Data entries for graphics
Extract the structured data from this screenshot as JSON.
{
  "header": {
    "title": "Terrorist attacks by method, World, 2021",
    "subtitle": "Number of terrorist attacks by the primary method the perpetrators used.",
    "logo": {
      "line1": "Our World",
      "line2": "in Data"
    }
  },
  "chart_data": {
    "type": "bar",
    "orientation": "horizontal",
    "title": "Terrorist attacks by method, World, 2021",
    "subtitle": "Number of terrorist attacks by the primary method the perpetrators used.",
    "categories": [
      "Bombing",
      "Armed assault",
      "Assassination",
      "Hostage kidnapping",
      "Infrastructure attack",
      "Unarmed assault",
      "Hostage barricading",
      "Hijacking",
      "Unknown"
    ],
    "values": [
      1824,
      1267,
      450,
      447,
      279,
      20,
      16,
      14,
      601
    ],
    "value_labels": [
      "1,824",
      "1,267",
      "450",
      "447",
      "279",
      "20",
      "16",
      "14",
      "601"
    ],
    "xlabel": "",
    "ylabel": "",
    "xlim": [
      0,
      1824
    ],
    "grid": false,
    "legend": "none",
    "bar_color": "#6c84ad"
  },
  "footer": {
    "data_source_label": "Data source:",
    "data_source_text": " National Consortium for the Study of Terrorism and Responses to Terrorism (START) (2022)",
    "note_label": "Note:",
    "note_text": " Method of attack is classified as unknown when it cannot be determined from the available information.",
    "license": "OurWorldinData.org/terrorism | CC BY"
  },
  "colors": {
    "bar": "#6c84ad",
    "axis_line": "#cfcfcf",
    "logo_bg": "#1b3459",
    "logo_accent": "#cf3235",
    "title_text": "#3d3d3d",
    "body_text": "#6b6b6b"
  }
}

◆ Requirement ◆
Give the listing above again, word for word.

◆ The solution ◆
Extract the structured data from this screenshot as JSON.
{
  "header": {
    "title": "Terrorist attacks by method, World, 2021",
    "subtitle": "Number of terrorist attacks by the primary method the perpetrators used.",
    "logo": {
      "line1": "Our World",
      "line2": "in Data"
    }
  },
  "chart_data": {
    "type": "bar",
    "orientation": "horizontal",
    "title": "Terrorist attacks by method, World, 2021",
    "subtitle": "Number of terrorist attacks by the primary method the perpetrators used.",
    "categories": [
      "Bombing",
      "Armed assault",
      "Assassination",
      "Hostage kidnapping",
      "Infrastructure attack",
      "Unarmed assault",
      "Hostage barricading",
      "Hijacking",
      "Unknown"
    ],
    "values": [
      1824,
      1267,
      450,
      447,
      279,
      20,
      16,
      14,
      601
    ],
    "value_labels": [
      "1,824",
      "1,267",
      "450",
      "447",
      "279",
      "20",
      "16",
      "14",
      "601"
    ],
    "xlabel": "",
    "ylabel": "",
    "xlim": [
      0,
      1824
    ],
    "grid": false,
    "legend": "none",
    "bar_color": "#6c84ad"
  },
  "footer": {
    "data_source_label": "Data source:",
    "data_source_text": " National Consortium for the Study of Terrorism and Responses to Terrorism (START) (2022)",
    "note_label": "Note:",
    "note_text": " Method of attack is classified as unknown when it cannot be determined from the available information.",
    "license": "OurWorldinData.org/terrorism | CC BY"
  },
  "colors": {
    "bar": "#6c84ad",
    "axis_line": "#cfcfcf",
    "logo_bg": "#1b3459",
    "logo_accent": "#cf3235",
    "title_text": "#3d3d3d",
    "body_text": "#6b6b6b"
  }
}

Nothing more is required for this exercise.